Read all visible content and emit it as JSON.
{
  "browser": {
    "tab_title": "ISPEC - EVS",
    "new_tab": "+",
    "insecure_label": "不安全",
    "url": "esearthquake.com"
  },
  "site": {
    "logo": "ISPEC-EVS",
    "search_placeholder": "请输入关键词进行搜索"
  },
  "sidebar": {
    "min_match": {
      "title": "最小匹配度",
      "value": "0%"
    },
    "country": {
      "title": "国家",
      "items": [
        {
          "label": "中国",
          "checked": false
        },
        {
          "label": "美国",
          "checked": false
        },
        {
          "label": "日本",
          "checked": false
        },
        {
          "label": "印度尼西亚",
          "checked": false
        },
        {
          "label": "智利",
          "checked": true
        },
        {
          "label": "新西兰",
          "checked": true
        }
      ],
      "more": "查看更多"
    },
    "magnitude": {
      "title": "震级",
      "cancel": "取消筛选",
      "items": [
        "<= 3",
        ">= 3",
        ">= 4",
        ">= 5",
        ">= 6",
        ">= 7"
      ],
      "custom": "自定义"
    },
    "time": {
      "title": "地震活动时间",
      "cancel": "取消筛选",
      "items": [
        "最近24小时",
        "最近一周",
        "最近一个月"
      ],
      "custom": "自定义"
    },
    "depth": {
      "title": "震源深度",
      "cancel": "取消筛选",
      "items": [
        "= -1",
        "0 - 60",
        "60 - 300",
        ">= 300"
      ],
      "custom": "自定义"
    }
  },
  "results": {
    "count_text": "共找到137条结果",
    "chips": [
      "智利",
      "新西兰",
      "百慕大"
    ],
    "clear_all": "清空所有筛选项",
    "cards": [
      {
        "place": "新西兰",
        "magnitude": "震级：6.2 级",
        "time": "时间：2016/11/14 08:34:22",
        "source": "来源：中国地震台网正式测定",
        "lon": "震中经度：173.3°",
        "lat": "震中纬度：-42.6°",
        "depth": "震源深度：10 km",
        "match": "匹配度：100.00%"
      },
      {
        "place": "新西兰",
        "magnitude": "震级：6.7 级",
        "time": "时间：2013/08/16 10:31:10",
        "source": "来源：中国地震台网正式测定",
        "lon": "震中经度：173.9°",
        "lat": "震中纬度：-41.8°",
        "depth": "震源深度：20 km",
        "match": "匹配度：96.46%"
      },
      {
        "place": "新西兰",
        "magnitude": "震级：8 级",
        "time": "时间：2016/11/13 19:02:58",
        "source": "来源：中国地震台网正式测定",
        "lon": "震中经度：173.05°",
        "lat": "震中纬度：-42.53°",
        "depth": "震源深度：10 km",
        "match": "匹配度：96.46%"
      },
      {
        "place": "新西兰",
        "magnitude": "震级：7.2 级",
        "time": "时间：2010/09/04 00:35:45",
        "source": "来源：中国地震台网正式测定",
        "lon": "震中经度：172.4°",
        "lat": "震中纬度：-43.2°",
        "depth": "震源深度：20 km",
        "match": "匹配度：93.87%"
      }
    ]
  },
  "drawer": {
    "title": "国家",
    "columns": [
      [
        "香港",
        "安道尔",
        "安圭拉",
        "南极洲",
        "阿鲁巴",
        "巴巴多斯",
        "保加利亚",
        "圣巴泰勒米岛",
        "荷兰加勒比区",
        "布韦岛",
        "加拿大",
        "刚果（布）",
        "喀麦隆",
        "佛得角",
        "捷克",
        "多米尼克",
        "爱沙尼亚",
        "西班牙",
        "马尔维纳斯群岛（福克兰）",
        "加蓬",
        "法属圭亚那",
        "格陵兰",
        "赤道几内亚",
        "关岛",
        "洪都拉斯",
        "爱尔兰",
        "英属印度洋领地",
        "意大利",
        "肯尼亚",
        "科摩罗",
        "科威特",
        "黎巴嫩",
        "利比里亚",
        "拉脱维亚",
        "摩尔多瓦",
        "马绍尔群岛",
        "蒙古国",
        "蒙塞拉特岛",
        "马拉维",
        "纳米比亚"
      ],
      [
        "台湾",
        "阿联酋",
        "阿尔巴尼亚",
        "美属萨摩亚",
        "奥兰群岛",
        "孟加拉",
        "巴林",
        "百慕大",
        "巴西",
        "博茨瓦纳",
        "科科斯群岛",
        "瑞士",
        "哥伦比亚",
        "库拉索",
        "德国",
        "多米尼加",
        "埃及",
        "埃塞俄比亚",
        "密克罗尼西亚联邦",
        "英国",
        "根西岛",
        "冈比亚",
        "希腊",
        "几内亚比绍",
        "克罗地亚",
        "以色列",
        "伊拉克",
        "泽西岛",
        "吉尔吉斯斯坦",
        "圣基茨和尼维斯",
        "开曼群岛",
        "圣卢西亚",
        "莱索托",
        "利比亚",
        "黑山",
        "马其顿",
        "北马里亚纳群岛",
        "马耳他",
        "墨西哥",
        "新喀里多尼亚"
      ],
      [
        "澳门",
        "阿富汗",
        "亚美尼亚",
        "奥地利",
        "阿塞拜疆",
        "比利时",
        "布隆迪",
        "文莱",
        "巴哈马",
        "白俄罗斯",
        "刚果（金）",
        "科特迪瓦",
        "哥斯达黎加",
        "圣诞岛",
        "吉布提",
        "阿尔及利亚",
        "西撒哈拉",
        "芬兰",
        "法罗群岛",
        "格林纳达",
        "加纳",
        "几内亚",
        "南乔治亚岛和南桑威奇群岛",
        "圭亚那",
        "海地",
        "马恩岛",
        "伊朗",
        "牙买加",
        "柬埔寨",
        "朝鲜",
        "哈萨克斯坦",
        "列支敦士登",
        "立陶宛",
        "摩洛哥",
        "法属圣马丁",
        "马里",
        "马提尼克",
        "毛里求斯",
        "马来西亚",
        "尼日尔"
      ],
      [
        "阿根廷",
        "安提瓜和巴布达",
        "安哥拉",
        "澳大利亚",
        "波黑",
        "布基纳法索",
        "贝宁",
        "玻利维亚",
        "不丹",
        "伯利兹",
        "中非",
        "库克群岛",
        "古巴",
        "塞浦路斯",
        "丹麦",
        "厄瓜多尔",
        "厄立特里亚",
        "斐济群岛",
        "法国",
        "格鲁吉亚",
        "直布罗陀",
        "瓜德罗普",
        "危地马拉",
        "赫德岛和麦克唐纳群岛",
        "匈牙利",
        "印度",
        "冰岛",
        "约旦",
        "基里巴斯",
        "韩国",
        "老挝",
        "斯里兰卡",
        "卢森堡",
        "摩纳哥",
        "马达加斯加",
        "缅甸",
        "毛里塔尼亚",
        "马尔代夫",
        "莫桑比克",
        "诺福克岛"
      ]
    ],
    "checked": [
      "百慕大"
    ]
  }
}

□ □ □ □

**Your task**:
Copy out every line of the data above, exactly as given.

**Task result**:
Read all visible content and emit it as JSON.
{
  "browser": {
    "tab_title": "ISPEC - EVS",
    "new_tab": "+",
    "insecure_label": "不安全",
    "url": "esearthquake.com"
  },
  "site": {
    "logo": "ISPEC-EVS",
    "search_placeholder": "请输入关键词进行搜索"
  },
  "sidebar": {
    "min_match": {
      "title": "最小匹配度",
      "value": "0%"
    },
    "country": {
      "title": "国家",
      "items": [
        {
          "label": "中国",
          "checked": false
        },
        {
          "label": "美国",
          "checked": false
        },
        {
          "label": "日本",
          "checked": false
        },
        {
          "label": "印度尼西亚",
          "checked": false
        },
        {
          "label": "智利",
          "checked": true
        },
        {
          "label": "新西兰",
          "checked": true
        }
      ],
      "more": "查看更多"
    },
    "magnitude": {
      "title": "震级",
      "cancel": "取消筛选",
      "items": [
        "<= 3",
        ">= 3",
        ">= 4",
        ">= 5",
        ">= 6",
        ">= 7"
      ],
      "custom": "自定义"
    },
    "time": {
      "title": "地震活动时间",
      "cancel": "取消筛选",
      "items": [
        "最近24小时",
        "最近一周",
        "最近一个月"
      ],
      "custom": "自定义"
    },
    "depth": {
      "title": "震源深度",
      "cancel": "取消筛选",
      "items": [
        "= -1",
        "0 - 60",
        "60 - 300",
        ">= 300"
      ],
      "custom": "自定义"
    }
  },
  "results": {
    "count_text": "共找到137条结果",
    "chips": [
      "智利",
      "新西兰",
      "百慕大"
    ],
    "clear_all": "清空所有筛选项",
    "cards": [
      {
        "place": "新西兰",
        "magnitude": "震级：6.2 级",
        "time": "时间：2016/11/14 08:34:22",
        "source": "来源：中国地震台网正式测定",
        "lon": "震中经度：173.3°",
        "lat": "震中纬度：-42.6°",
        "depth": "震源深度：10 km",
        "match": "匹配度：100.00%"
      },
      {
        "place": "新西兰",
        "magnitude": "震级：6.7 级",
        "time": "时间：2013/08/16 10:31:10",
        "source": "来源：中国地震台网正式测定",
        "lon": "震中经度：173.9°",
        "lat": "震中纬度：-41.8°",
        "depth": "震源深度：20 km",
        "match": "匹配度：96.46%"
      },
      {
        "place": "新西兰",
        "magnitude": "震级：8 级",
        "time": "时间：2016/11/13 19:02:58",
        "source": "来源：中国地震台网正式测定",
        "lon": "震中经度：173.05°",
        "lat": "震中纬度：-42.53°",
        "depth": "震源深度：10 km",
        "match": "匹配度：96.46%"
      },
      {
        "place": "新西兰",
        "magnitude": "震级：7.2 级",
        "time": "时间：2010/09/04 00:35:45",
        "source": "来源：中国地震台网正式测定",
        "lon": "震中经度：172.4°",
        "lat": "震中纬度：-43.2°",
        "depth": "震源深度：20 km",
        "match": "匹配度：93.87%"
      }
    ]
  },
  "drawer": {
    "title": "国家",
    "columns": [
      [
        "香港",
        "安道尔",
        "安圭拉",
        "南极洲",
        "阿鲁巴",
        "巴巴多斯",
        "保加利亚",
        "圣巴泰勒米岛",
        "荷兰加勒比区",
        "布韦岛",
        "加拿大",
        "刚果（布）",
        "喀麦隆",
        "佛得角",
        "捷克",
        "多米尼克",
        "爱沙尼亚",
        "西班牙",
        "马尔维纳斯群岛（福克兰）",
        "加蓬",
        "法属圭亚那",
        "格陵兰",
        "赤道几内亚",
        "关岛",
        "洪都拉斯",
        "爱尔兰",
        "英属印度洋领地",
        "意大利",
        "肯尼亚",
        "科摩罗",
        "科威特",
        "黎巴嫩",
        "利比里亚",
        "拉脱维亚",
        "摩尔多瓦",
        "马绍尔群岛",
        "蒙古国",
        "蒙塞拉特岛",
        "马拉维",
        "纳米比亚"
      ],
      [
        "台湾",
        "阿联酋",
        "阿尔巴尼亚",
        "美属萨摩亚",
        "奥兰群岛",
        "孟加拉",
        "巴林",
        "百慕大",
        "巴西",
        "博茨瓦纳",
        "科科斯群岛",
        "瑞士",
        "哥伦比亚",
        "库拉索",
        "德国",
        "多米尼加",
        "埃及",
        "埃塞俄比亚",
        "密克罗尼西亚联邦",
        "英国",
        "根西岛",
        "冈比亚",
        "希腊",
        "几内亚比绍",
        "克罗地亚",
        "以色列",
        "伊拉克",
        "泽西岛",
        "吉尔吉斯斯坦",
        "圣基茨和尼维斯",
        "开曼群岛",
        "圣卢西亚",
        "莱索托",
        "利比亚",
        "黑山",
        "马其顿",
        "北马里亚纳群岛",
        "马耳他",
        "墨西哥",
        "新喀里多尼亚"
      ],
      [
        "澳门",
        "阿富汗",
        "亚美尼亚",
        "奥地利",
        "阿塞拜疆",
        "比利时",
        "布隆迪",
        "文莱",
        "巴哈马",
        "白俄罗斯",
        "刚果（金）",
        "科特迪瓦",
        "哥斯达黎加",
        "圣诞岛",
        "吉布提",
        "阿尔及利亚",
        "西撒哈拉",
        "芬兰",
        "法罗群岛",
        "格林纳达",
        "加纳",
        "几内亚",
        "南乔治亚岛和南桑威奇群岛",
        "圭亚那",
        "海地",
        "马恩岛",
        "伊朗",
        "牙买加",
        "柬埔寨",
        "朝鲜",
        "哈萨克斯坦",
        "列支敦士登",
        "立陶宛",
        "摩洛哥",
        "法属圣马丁",
        "马里",
        "马提尼克",
        "毛里求斯",
        "马来西亚",
        "尼日尔"
      ],
      [
        "阿根廷",
        "安提瓜和巴布达",
        "安哥拉",
        "澳大利亚",
        "波黑",
        "布基纳法索",
        "贝宁",
        "玻利维亚",
        "不丹",
        "伯利兹",
        "中非",
        "库克群岛",
        "古巴",
        "塞浦路斯",
        "丹麦",
        "厄瓜多尔",
        "厄立特里亚",
        "斐济群岛",
        "法国",
        "格鲁吉亚",
        "直布罗陀",
        "瓜德罗普",
        "危地马拉",
        "赫德岛和麦克唐纳群岛",
        "匈牙利",
        "印度",
        "冰岛",
        "约旦",
        "基里巴斯",
        "韩国",
        "老挝",
        "斯里兰卡",
        "卢森堡",
        "摩纳哥",
        "马达加斯加",
        "缅甸",
        "毛里塔尼亚",
        "马尔代夫",
        "莫桑比克",
        "诺福克岛"
      ]
    ],
    "checked": [
      "百慕大"
    ]
  }
}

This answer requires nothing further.